## Selected excerpt:
At the trial, the prosecution called a number of witnesses including PW6, who testified about threats made by A2 and A3 about the murder of the deceased. PW6 gave evidence of how he heard the threats made by A2 and A3. PW7 testified about how she saw A2 and A3 soon after the grenade explosion and what they said. PW5 produced the confession statement, after a trial within a trial.

All the three appellants gave sworn evidence. The 1st appellant denied knowledge of the other appellants and everything connected with the offences. He admitted making a statement to PW5 allegedly because of torture. He claimed that he had been tortured by the army and the police personnel and was told to say what is contained in the confession statement. He raised an alibi to the effect that he was not at the scene of the crime but somewhere else. A2 denied the offence and denied knowledge of A3. She admitted she knows Rukundo (PW6) and claimed that both Rukundo and his sister told lies about her. A3 claimed that he did not know A1 and A2. He denied everything that was stated by Rukundo in his evidence. He admitted that on the night in question at about 7:30pm, he was in the village.

After the trial, the learned trial Judge summed up the evidence and the law to the two assessors. He directed the assessors to consider the evidence about participation in the murder by each of the three appellants. He directed the assessors on the nature and import of the confession of the 1st appellant. He referred to the evidence of PW6, PW7 and PW8 and to the threats allegedly uttered by the 2nd appellant. He directed the assessors on the relevancy of a dying declaration made by the 1st deceased to PW10 (Asiimwe Agard) and to the alibi made by the accused persons. In a joint opinion the two assessors believed the prosecution witnesses including an alleged dying declaration of the 1st deceased and held that A1 was a liar. They advised the trial judge to convict all the appellants.

In his well reasoned judgment, the learned trial judge considered the confession statement and found it to be true. He considered various pieces of circumstantial evidence and believed the evidence of PW5, PW6, PW7 and PW8, and found all the appellants to be liars. He found them guilty and sentenced them to death on the first count but deferred sentence on the 2nd count.

## Raw data:
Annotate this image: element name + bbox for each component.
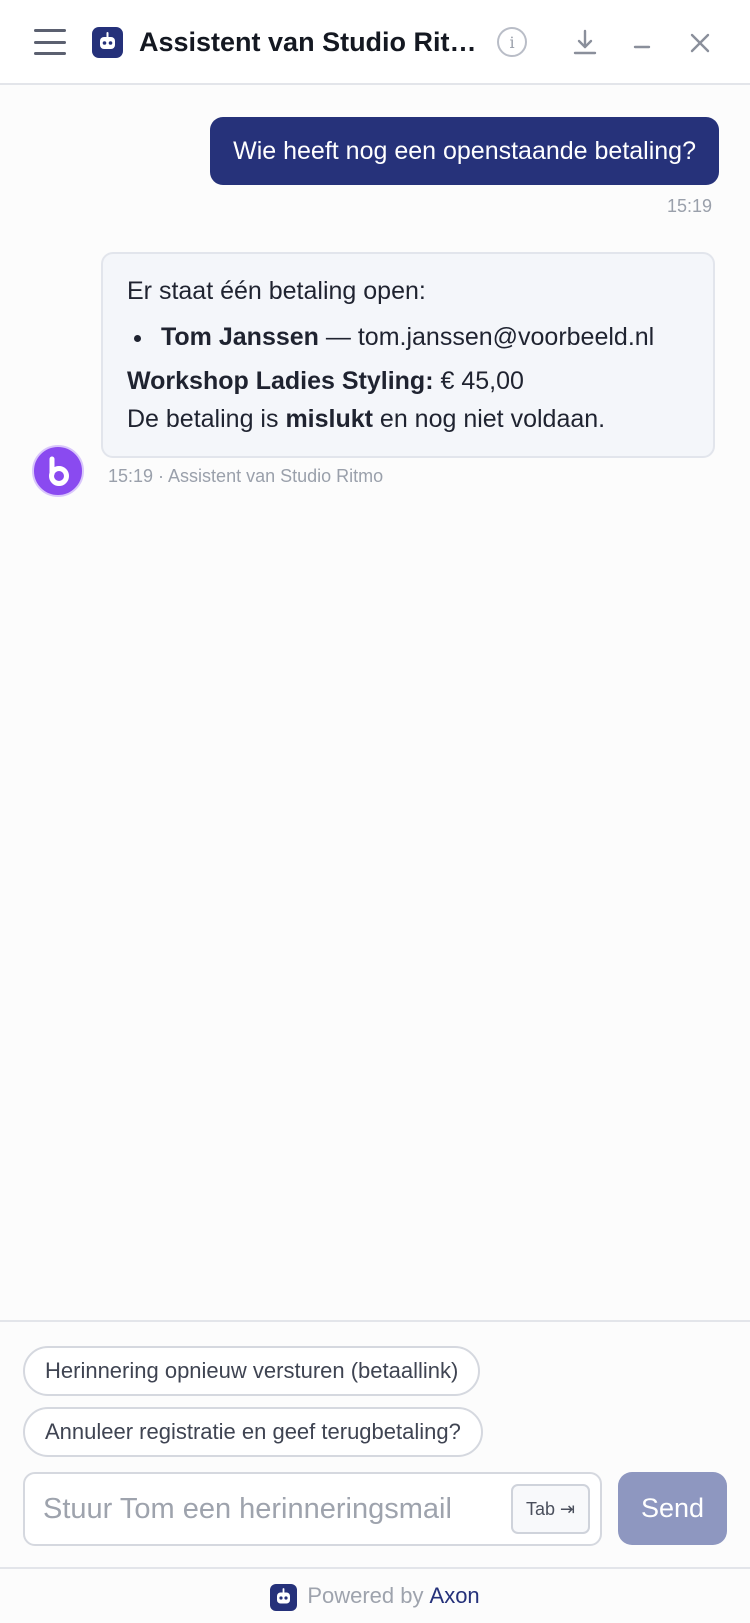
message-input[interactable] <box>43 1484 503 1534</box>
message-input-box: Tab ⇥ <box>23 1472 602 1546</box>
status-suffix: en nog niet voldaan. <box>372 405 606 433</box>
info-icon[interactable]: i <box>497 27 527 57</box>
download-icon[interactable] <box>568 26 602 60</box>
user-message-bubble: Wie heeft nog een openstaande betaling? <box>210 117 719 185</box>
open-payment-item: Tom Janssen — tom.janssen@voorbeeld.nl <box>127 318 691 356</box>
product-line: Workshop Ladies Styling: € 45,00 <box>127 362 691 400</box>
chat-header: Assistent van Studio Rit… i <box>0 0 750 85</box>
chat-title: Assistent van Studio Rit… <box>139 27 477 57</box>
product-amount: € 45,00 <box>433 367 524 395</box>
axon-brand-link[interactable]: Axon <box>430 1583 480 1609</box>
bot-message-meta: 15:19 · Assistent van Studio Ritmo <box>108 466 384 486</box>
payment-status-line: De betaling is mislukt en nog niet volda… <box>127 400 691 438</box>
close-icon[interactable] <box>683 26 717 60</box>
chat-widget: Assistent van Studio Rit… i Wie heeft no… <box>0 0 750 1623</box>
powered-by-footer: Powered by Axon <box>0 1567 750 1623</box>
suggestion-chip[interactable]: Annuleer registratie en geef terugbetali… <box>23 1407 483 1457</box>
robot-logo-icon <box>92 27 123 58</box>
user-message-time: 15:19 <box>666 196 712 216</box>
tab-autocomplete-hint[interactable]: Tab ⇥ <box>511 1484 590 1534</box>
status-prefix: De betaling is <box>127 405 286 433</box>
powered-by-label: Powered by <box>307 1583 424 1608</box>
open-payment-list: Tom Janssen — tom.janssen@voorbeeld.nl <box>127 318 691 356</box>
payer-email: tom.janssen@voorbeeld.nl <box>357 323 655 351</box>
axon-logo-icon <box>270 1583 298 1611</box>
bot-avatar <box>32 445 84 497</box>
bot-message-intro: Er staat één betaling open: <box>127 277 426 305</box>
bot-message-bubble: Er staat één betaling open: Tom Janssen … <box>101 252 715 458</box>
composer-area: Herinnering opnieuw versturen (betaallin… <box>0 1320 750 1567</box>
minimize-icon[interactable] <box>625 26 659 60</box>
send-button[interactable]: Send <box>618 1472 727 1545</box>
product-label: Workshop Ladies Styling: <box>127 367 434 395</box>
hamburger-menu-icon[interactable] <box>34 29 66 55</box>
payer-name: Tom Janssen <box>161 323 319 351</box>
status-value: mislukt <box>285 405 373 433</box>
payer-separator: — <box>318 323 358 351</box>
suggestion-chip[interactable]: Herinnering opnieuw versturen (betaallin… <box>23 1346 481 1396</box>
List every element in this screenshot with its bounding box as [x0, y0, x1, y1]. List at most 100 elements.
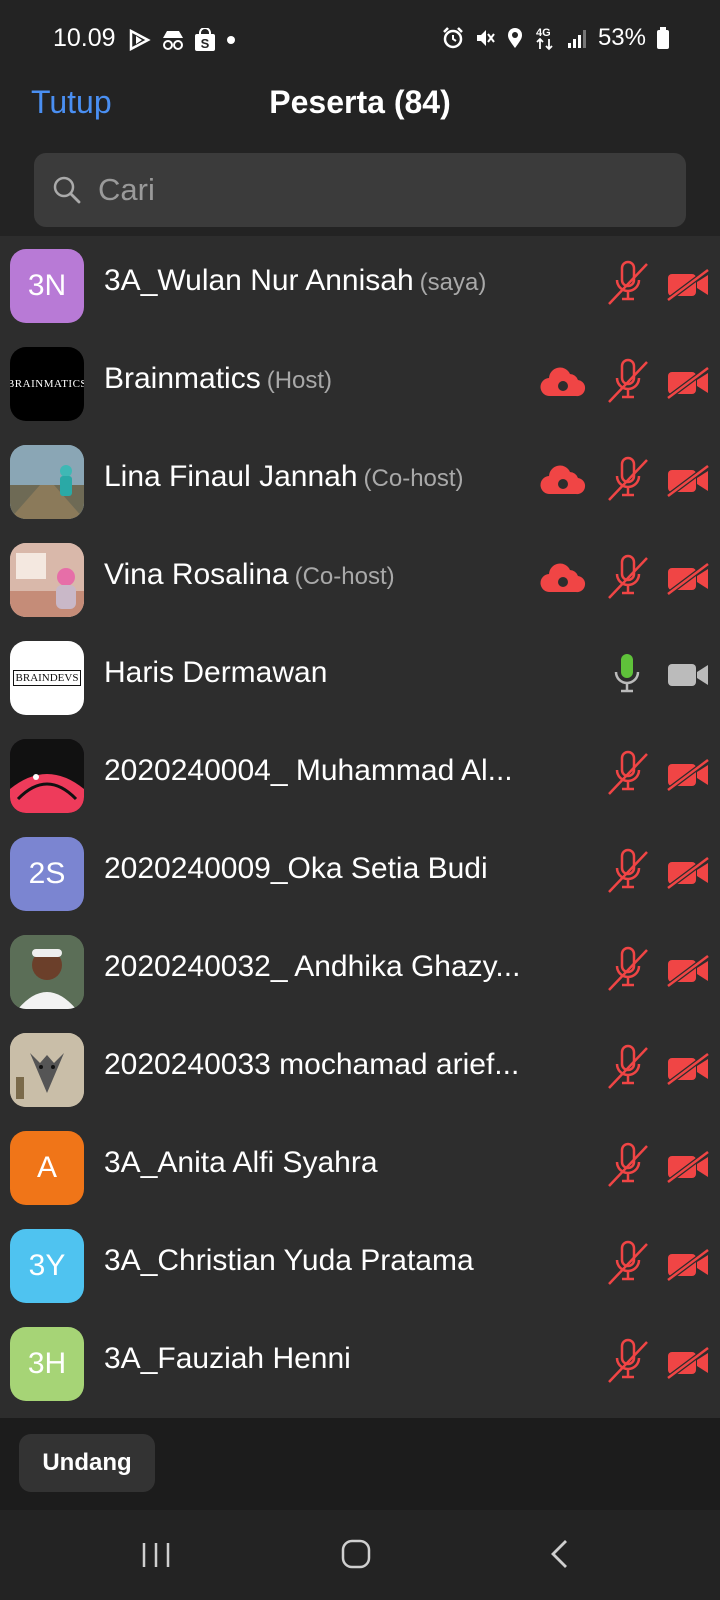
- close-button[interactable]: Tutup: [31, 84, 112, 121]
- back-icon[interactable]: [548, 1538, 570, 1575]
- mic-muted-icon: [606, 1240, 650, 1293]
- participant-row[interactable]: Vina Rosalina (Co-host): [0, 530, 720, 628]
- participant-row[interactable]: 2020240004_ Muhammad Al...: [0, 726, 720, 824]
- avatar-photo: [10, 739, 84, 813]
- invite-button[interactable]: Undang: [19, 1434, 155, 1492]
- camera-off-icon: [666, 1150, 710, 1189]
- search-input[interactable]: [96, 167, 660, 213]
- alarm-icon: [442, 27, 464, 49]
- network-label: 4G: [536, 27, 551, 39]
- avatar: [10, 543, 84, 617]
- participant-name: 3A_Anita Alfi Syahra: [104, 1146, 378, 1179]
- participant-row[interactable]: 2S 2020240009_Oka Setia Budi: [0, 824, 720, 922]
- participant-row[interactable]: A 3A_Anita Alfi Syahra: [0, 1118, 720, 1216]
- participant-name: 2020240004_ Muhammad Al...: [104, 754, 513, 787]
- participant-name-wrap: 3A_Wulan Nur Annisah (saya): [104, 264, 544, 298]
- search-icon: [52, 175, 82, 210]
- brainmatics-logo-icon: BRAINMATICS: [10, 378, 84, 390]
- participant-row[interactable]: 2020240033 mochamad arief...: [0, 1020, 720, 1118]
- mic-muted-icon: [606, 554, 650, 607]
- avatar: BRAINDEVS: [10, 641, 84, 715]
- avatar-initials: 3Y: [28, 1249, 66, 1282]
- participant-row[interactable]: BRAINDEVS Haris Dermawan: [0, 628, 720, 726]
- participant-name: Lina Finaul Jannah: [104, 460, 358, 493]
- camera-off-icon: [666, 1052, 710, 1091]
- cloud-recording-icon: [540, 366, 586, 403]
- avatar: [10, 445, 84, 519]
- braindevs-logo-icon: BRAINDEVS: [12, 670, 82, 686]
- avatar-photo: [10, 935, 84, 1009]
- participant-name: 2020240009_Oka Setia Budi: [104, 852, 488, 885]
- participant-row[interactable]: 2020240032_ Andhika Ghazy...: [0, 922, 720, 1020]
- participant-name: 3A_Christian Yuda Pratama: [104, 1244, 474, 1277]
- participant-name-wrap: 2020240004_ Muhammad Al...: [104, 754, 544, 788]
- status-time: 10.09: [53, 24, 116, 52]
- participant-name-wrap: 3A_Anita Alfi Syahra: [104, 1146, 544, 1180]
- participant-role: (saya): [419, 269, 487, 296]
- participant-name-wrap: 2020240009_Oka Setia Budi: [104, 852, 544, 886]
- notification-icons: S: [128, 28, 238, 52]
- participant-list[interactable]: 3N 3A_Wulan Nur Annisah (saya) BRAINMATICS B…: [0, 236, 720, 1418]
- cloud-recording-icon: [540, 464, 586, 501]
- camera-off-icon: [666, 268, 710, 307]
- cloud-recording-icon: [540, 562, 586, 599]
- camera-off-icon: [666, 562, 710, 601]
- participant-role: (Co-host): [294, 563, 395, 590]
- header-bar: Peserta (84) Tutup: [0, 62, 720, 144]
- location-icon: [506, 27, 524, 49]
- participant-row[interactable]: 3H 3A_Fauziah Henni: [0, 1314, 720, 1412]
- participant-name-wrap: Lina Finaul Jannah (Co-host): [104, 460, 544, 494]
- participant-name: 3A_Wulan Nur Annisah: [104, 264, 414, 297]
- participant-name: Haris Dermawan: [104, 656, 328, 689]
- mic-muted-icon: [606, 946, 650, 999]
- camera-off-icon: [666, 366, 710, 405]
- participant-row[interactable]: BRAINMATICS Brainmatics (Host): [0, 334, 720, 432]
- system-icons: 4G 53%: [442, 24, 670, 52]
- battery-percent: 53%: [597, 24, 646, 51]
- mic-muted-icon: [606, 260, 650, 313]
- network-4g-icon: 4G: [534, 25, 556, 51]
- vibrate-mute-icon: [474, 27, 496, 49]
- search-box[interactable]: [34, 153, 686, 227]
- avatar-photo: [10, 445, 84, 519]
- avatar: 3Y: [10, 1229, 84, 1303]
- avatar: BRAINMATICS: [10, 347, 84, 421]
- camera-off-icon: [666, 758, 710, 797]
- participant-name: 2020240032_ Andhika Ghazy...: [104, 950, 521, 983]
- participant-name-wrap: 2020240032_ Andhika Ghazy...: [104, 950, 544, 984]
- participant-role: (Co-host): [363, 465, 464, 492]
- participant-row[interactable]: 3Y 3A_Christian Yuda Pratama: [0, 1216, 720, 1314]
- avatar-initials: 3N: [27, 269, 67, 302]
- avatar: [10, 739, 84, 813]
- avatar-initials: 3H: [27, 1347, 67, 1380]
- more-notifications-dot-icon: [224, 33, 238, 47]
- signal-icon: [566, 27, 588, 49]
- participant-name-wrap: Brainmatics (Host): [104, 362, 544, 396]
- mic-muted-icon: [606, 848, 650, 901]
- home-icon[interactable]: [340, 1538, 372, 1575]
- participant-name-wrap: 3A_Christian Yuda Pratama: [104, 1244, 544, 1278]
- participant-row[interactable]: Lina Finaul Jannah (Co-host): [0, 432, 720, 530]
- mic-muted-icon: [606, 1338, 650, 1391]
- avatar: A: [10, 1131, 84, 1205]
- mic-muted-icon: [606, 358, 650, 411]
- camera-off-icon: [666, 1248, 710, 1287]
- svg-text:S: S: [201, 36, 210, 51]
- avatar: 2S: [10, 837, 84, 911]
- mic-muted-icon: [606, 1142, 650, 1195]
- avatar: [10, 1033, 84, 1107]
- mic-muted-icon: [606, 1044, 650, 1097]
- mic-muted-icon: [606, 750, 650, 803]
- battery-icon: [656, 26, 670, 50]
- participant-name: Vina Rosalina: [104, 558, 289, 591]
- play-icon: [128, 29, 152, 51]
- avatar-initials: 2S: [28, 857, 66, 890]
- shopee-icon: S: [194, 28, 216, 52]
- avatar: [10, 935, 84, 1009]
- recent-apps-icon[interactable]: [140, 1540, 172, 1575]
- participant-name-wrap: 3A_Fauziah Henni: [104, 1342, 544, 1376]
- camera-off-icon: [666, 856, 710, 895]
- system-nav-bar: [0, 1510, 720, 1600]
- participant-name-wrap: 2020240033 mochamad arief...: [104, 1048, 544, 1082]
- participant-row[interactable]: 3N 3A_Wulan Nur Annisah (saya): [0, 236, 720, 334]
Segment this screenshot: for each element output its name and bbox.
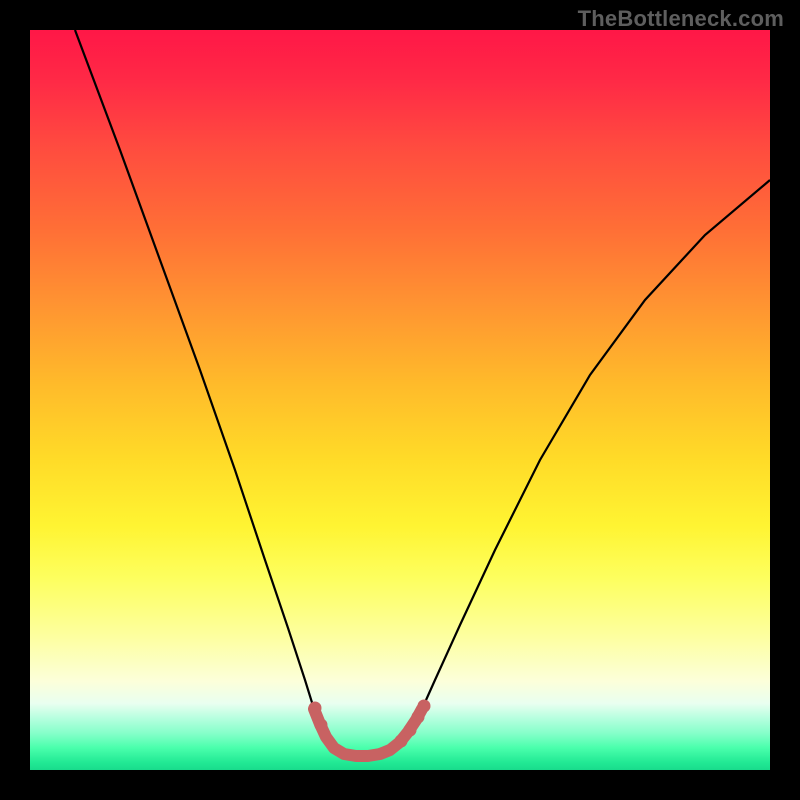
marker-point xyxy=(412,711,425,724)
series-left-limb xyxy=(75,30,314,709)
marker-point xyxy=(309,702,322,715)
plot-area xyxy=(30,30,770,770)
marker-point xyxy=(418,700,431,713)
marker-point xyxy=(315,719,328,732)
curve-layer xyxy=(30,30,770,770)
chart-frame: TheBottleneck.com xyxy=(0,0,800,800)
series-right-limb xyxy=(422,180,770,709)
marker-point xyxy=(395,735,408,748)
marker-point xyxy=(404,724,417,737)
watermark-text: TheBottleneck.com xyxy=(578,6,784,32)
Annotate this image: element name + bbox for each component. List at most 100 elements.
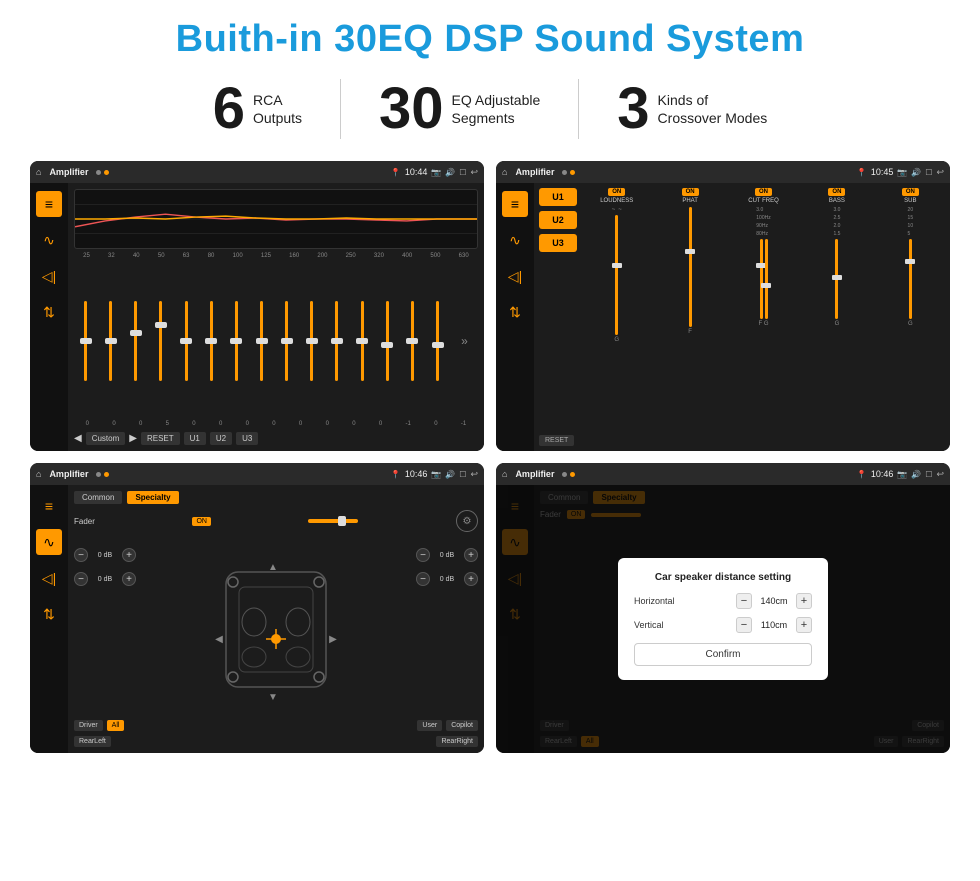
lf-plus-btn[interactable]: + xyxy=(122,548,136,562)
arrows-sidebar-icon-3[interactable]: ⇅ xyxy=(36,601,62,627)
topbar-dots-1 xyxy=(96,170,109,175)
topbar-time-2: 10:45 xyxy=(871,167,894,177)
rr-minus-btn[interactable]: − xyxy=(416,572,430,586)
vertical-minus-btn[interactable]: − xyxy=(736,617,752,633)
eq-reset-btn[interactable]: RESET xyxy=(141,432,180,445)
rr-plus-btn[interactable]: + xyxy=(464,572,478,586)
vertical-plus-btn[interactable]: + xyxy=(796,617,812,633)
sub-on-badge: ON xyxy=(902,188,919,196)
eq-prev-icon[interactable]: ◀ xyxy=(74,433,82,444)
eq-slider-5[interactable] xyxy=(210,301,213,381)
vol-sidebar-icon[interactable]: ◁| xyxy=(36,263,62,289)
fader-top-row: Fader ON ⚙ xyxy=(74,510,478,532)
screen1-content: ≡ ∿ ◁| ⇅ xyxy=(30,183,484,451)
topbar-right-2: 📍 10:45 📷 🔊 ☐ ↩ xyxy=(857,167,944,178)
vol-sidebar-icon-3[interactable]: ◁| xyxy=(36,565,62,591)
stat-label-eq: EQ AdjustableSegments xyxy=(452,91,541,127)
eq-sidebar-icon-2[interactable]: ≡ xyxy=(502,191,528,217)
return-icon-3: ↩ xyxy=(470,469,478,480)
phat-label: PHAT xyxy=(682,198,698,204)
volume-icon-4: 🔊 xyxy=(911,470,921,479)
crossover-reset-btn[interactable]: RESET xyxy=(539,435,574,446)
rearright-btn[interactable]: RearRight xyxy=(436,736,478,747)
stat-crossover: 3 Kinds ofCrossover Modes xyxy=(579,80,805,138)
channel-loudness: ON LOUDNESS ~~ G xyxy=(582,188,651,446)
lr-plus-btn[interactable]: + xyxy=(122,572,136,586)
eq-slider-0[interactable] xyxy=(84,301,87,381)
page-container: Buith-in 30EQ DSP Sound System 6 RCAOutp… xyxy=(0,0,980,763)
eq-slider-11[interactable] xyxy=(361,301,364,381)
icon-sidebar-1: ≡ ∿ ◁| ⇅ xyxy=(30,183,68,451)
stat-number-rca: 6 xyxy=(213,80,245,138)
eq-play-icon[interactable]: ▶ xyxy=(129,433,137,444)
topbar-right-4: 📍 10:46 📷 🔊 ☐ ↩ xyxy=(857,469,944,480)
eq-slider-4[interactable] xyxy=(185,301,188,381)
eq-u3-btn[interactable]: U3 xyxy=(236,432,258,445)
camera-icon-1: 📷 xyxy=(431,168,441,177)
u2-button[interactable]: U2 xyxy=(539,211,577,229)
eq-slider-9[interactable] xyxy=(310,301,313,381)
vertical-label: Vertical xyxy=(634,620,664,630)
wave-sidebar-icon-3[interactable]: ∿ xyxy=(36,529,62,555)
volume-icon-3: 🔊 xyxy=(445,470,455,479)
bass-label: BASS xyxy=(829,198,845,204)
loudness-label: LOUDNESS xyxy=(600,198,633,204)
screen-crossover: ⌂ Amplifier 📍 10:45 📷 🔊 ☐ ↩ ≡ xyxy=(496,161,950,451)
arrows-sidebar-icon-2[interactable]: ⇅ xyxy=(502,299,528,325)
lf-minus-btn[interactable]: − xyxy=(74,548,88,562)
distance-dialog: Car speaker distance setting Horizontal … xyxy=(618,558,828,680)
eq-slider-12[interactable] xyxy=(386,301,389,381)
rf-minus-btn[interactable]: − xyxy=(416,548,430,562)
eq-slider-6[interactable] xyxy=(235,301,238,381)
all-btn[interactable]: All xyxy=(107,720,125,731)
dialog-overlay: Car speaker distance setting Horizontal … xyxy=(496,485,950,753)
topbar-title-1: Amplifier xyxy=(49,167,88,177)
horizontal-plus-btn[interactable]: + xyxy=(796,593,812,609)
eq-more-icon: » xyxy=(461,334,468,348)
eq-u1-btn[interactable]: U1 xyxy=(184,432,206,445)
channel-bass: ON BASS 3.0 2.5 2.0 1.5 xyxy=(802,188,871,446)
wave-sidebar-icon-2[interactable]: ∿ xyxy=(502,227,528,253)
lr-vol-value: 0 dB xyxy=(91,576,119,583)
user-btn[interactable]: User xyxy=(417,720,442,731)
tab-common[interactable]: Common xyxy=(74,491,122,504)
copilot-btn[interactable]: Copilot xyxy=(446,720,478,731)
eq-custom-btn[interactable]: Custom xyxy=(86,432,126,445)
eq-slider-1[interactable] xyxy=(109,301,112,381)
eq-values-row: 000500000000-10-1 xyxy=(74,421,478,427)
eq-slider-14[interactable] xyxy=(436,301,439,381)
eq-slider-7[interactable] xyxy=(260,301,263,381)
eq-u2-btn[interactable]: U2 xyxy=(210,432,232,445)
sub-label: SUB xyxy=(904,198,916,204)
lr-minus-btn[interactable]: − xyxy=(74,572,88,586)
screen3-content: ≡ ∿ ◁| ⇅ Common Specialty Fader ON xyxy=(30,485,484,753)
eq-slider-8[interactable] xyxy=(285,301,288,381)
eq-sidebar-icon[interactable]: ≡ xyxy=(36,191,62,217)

## Aim A:
According to the excerpt on the murder trial, to whom did the 1st deceased allegedly make a dying declaration?
## Aim B:
List every witness that the excerpt on the murder trial says the trial judge believed in his judgment.
## Aim C:
From the excerpt on the murder trial, transcribe the passage starting with "At the trial, the" and going on through "within a trial.".

## Problem solution A:
PW10 (Asiimwe Agard).

## Problem solution B:
PW5, PW6, PW7, PW8

## Problem solution C:
At the trial, the prosecution called a number of witnesses including PW6, who testified about threats made by A2 and A3 about the murder of the deceased. PW6 gave evidence of how he heard the threats made by A2 and A3. PW7 testified about how she saw A2 and A3 soon after the grenade explosion and what they said. PW5 produced the confession statement, after a trial within a trial.